(Stored data entries)

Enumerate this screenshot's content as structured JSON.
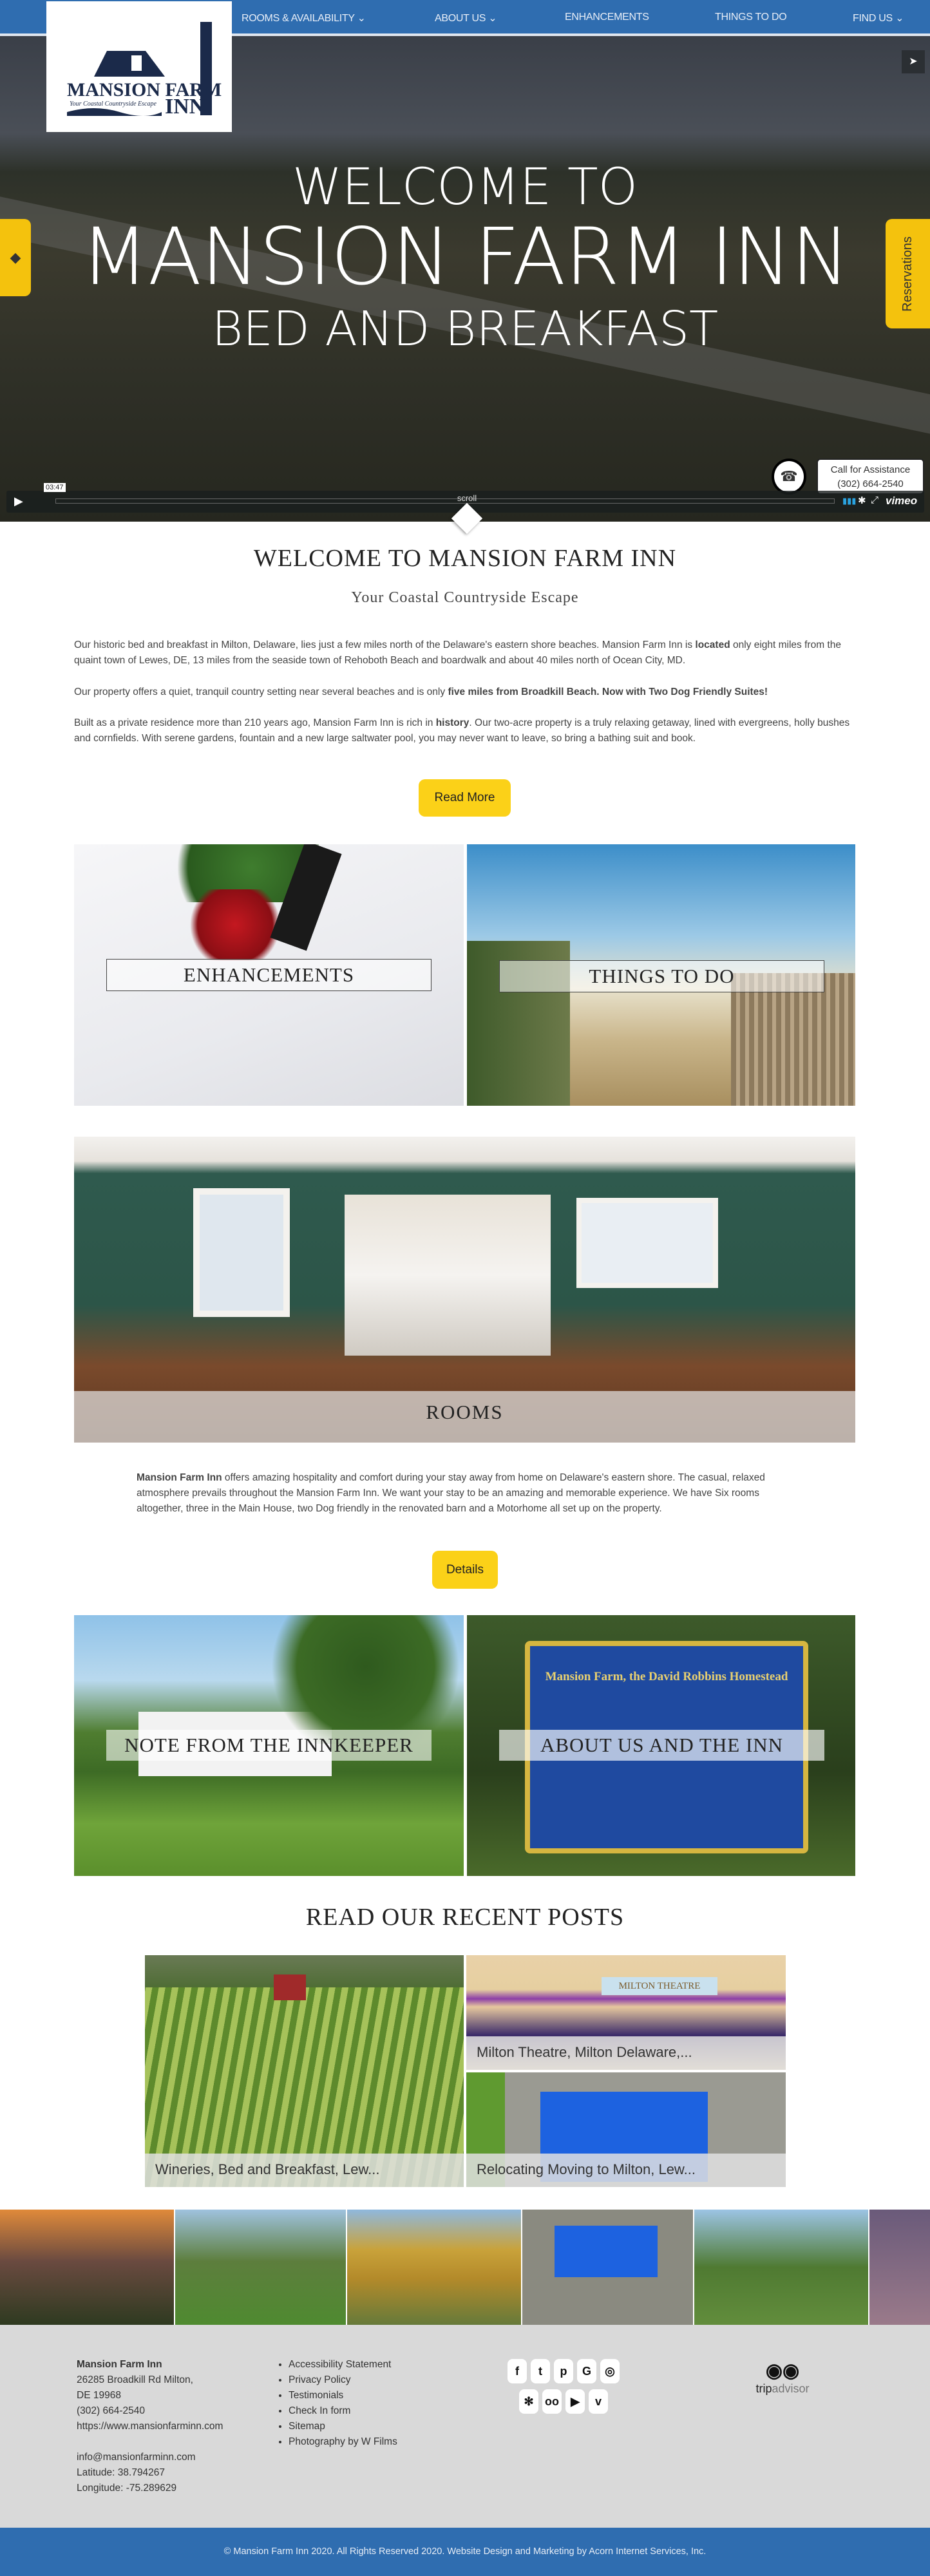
{
  "nav": {
    "items": [
      {
        "label": "ROOMS & AVAILABILITY",
        "chev": "⌄"
      },
      {
        "label": "ABOUT US",
        "chev": "⌄"
      },
      {
        "label": "ENHANCEMENTS"
      },
      {
        "label": "THINGS TO DO"
      },
      {
        "label": "FIND US",
        "chev": "⌄"
      }
    ]
  },
  "logo": {
    "text": "MANSION FARM INN",
    "tagline": "Your Coastal Countryside Escape"
  },
  "hero": {
    "line1": "WELCOME TO",
    "line2": "MANSION FARM INN",
    "line3": "BED AND BREAKFAST",
    "reservations": "Reservations",
    "video_time": "03:47",
    "scroll": "scroll",
    "vimeo": "vimeo",
    "call_label": "Call for Assistance",
    "call_phone": "(302) 664-2540"
  },
  "welcome": {
    "title": "WELCOME TO MANSION FARM INN",
    "subtitle": "Your Coastal Countryside Escape",
    "p1a": "Our historic bed and breakfast in Milton, Delaware, lies just a few miles north of the Delaware's eastern shore beaches. Mansion Farm Inn is ",
    "p1b": "located",
    "p1c": " only eight miles from the quaint town of Lewes, DE, 13 miles from the seaside town of Rehoboth Beach and boardwalk and about 40 miles north of Ocean City, MD.",
    "p2a": "Our property offers a quiet, tranquil country setting near several beaches and is only ",
    "p2b": "five miles from Broadkill Beach. Now with Two Dog Friendly Suites!",
    "p3a": "Built as a private residence more than 210 years ago, Mansion Farm Inn is rich in ",
    "p3b": "history",
    "p3c": ". Our two-acre property is a truly relaxing getaway, lined with evergreens, holly bushes and cornfields. With serene gardens, fountain and a new large saltwater pool, you may never want to leave, so bring a bathing suit and book.",
    "read_more": "Read More"
  },
  "tiles1": [
    "ENHANCEMENTS",
    "THINGS TO DO"
  ],
  "rooms": {
    "label": "ROOMS",
    "p_bold": "Mansion Farm Inn",
    "p_rest": " offers amazing hospitality and comfort during your stay away from home on Delaware's eastern shore. The casual, relaxed atmosphere prevails throughout the Mansion Farm Inn. We want your stay to be an amazing and memorable experience. We have Six rooms altogether, three in the Main House, two Dog friendly in the renovated barn and a Motorhome all set up on the property.",
    "details": "Details"
  },
  "tiles2": [
    "NOTE FROM THE INNKEEPER",
    "ABOUT US AND THE INN"
  ],
  "sign_text": "Mansion Farm, the David Robbins Homestead",
  "posts": {
    "title": "READ OUR RECENT POSTS",
    "items": [
      "Wineries, Bed and Breakfast, Lew...",
      "Milton Theatre, Milton Delaware,...",
      "Relocating Moving to Milton, Lew..."
    ],
    "theatre_sign": "MILTON THEATRE"
  },
  "footer": {
    "name": "Mansion Farm Inn",
    "address1": "26285 Broadkill Rd Milton,",
    "address2": "DE 19968",
    "phone": "(302) 664-2540",
    "url": "https://www.mansionfarminn.com",
    "email": "info@mansionfarminn.com",
    "lat": "Latitude: 38.794267",
    "lng": "Longitude: -75.289629",
    "links": [
      "Accessibility Statement",
      "Privacy Policy",
      "Testimonials",
      "Check In form",
      "Sitemap",
      "Photography by W Films"
    ],
    "social_row1": [
      "facebook-icon",
      "twitter-icon",
      "pinterest-icon",
      "google-icon",
      "instagram-icon"
    ],
    "social_row2": [
      "yelp-icon",
      "tripadvisor-icon",
      "youtube-icon",
      "vimeo-icon"
    ],
    "tripadvisor_a": "trip",
    "tripadvisor_b": "advisor",
    "copyright": "© Mansion Farm Inn 2020. All Rights Reserved 2020. Website Design and Marketing by Acorn Internet Services, Inc."
  },
  "colors": {
    "brand_blue": "#2f6db0",
    "accent_yellow": "#fbd118",
    "footer_gray": "#d9d9d9"
  }
}
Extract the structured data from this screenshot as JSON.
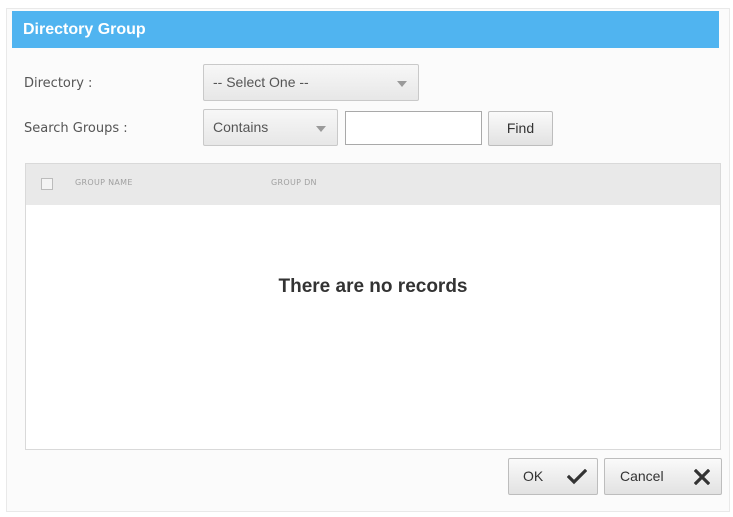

Set problem => Copy each line of the listing in which the word "Broadkill" can be found.

Written answer =>
    "p2b": "five miles from Broadkill Beach. Now with Two Dog Friendly Suites!",
    "address1": "26285 Broadkill Rd Milton,",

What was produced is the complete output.